_Exercise_.
Can you reproduce the data beneath, keeping every line exact?

_Raw data_.

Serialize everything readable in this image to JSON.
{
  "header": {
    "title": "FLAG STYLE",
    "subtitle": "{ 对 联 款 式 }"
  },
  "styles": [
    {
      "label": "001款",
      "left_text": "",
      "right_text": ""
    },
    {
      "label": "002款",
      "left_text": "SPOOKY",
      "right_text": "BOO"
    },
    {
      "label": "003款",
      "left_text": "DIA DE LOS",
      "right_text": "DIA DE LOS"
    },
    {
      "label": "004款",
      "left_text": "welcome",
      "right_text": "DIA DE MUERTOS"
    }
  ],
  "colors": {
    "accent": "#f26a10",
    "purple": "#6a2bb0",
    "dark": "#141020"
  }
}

_Output of the task_.
Serialize everything readable in this image to JSON.
{
  "header": {
    "title": "FLAG STYLE",
    "subtitle": "{ 对 联 款 式 }"
  },
  "styles": [
    {
      "label": "001款",
      "left_text": "",
      "right_text": ""
    },
    {
      "label": "002款",
      "left_text": "SPOOKY",
      "right_text": "BOO"
    },
    {
      "label": "003款",
      "left_text": "DIA DE LOS",
      "right_text": "DIA DE LOS"
    },
    {
      "label": "004款",
      "left_text": "welcome",
      "right_text": "DIA DE MUERTOS"
    }
  ],
  "colors": {
    "accent": "#f26a10",
    "purple": "#6a2bb0",
    "dark": "#141020"
  }
}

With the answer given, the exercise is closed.